SHORT EXERCISE
Check every line below for the string "icons", and copy the lines that contain it.

RECORDED DATA

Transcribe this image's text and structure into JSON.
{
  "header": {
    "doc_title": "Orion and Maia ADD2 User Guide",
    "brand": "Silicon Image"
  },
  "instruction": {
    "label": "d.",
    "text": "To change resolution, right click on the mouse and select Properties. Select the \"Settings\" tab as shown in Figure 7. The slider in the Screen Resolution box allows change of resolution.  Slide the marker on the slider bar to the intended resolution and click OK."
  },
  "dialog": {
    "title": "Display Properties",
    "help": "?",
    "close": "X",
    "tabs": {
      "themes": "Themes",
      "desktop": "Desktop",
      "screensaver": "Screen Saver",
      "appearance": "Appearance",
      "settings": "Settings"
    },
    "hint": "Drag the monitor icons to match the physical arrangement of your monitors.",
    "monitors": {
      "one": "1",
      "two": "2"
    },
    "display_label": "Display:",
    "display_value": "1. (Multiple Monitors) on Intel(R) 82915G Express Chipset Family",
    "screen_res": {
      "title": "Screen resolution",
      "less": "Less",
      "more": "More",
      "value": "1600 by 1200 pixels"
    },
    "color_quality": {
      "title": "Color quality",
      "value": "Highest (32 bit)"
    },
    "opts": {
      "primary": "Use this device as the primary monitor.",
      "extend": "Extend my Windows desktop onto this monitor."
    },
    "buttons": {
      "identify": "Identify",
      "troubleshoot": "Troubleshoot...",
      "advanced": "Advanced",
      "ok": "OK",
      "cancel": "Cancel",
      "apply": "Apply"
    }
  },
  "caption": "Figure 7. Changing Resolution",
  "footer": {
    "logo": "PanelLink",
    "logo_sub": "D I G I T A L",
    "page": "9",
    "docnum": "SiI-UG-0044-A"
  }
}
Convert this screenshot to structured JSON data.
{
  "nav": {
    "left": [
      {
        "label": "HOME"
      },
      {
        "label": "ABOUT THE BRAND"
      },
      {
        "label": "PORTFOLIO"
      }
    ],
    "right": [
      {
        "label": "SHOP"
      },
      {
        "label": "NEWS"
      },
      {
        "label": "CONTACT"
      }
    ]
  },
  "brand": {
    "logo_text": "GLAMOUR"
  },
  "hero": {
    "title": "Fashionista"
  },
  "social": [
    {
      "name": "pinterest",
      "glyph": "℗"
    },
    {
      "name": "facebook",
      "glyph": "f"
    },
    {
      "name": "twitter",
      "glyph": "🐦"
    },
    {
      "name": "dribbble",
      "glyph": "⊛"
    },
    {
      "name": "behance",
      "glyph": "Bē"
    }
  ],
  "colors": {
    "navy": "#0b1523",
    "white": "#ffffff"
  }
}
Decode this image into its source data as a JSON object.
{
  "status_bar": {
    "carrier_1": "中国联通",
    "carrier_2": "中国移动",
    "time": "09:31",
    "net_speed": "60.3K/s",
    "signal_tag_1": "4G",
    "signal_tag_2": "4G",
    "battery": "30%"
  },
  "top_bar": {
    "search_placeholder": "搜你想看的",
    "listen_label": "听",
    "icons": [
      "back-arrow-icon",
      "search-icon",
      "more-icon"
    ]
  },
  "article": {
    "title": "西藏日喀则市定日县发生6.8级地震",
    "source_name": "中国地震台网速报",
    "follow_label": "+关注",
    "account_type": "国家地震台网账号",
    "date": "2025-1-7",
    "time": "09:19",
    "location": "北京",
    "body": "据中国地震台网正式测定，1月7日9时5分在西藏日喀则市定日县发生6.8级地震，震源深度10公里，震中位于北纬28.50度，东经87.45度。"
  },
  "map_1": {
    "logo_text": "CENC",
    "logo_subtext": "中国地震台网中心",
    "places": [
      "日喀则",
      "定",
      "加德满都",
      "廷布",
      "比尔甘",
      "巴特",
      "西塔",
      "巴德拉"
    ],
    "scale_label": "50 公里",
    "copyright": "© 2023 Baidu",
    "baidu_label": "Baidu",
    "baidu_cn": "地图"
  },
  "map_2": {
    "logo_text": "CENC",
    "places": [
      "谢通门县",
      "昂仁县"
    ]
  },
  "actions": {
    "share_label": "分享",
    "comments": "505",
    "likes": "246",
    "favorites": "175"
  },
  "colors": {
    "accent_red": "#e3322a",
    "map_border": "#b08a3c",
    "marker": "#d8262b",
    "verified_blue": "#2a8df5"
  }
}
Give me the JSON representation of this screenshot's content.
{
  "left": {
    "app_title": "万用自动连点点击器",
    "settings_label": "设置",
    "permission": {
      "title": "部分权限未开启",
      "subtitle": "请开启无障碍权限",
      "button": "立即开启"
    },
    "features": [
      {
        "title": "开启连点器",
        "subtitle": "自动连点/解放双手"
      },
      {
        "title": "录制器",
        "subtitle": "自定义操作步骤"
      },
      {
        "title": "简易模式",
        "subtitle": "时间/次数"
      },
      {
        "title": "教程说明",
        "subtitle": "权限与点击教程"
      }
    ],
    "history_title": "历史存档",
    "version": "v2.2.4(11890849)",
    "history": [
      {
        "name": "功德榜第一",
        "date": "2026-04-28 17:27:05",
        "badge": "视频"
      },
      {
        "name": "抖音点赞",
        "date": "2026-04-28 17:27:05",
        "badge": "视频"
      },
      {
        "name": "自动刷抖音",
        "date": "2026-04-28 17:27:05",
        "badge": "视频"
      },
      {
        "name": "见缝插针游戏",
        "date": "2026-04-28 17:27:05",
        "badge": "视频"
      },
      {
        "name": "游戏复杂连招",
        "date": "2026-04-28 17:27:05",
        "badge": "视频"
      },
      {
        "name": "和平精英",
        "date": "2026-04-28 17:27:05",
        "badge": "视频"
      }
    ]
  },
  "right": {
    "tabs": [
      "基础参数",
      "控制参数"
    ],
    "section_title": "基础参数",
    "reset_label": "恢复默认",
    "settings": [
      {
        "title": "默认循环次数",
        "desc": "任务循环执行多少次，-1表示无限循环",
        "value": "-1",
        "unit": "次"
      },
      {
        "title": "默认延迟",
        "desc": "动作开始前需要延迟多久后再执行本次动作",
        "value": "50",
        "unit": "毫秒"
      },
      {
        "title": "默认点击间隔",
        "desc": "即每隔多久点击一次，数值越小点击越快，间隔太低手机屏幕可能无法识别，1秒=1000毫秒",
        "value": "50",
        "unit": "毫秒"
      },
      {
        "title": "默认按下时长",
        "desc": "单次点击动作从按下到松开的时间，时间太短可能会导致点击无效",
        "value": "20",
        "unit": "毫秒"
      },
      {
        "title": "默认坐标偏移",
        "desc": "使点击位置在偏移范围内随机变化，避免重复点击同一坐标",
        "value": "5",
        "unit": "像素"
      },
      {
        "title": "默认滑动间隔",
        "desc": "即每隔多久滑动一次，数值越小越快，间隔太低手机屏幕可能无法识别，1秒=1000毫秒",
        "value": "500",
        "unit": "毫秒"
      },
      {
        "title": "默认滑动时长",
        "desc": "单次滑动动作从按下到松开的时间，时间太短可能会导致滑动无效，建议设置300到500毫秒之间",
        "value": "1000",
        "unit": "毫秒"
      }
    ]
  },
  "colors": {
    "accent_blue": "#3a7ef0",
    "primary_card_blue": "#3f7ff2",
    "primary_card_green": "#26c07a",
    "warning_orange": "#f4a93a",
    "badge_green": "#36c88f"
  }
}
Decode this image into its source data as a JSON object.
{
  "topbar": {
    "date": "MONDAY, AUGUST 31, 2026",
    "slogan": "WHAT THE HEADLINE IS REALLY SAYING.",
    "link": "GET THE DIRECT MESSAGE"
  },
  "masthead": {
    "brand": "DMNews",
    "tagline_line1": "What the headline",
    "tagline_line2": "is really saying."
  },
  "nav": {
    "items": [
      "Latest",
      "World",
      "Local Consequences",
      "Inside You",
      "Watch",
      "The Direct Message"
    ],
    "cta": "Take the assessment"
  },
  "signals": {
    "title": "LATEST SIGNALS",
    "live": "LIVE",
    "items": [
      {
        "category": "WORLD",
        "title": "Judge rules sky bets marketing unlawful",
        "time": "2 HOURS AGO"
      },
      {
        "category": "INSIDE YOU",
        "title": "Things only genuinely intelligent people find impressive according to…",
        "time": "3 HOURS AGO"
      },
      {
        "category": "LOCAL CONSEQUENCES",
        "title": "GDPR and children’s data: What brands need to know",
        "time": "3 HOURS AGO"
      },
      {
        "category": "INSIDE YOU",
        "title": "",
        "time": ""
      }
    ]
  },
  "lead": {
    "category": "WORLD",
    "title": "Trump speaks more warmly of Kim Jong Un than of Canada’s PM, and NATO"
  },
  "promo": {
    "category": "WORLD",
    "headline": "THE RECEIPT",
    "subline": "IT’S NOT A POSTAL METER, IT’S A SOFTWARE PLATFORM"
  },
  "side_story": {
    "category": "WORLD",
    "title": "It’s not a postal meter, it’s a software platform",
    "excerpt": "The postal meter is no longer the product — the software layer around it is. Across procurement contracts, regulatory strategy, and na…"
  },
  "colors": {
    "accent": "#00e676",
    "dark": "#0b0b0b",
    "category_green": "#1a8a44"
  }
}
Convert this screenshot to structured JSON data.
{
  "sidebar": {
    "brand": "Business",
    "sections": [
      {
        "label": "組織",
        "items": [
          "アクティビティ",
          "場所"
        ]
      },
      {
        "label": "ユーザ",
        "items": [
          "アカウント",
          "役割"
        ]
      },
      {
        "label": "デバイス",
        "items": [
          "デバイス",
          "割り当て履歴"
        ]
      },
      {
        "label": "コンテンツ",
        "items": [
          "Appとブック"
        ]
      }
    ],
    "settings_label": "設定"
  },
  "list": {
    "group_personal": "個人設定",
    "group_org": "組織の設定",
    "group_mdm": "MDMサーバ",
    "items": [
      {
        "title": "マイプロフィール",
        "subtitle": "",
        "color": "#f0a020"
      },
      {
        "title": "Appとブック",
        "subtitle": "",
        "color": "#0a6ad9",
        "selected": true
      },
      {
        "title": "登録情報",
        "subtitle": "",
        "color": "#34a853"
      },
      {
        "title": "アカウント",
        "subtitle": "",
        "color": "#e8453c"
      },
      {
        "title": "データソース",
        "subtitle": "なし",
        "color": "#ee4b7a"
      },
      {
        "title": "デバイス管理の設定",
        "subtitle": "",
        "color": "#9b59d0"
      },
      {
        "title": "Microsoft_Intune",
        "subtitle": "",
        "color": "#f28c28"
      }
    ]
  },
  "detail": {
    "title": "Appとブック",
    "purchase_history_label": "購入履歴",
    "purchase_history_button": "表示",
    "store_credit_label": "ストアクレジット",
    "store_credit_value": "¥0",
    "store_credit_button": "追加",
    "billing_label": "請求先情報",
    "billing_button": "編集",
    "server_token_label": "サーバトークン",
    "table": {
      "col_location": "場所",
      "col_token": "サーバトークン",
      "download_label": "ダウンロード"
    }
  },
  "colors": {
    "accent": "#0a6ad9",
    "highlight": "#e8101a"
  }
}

TASK OUTPUT
    "hint": "Drag the monitor icons to match the physical arrangement of your monitors.",
    "icons": [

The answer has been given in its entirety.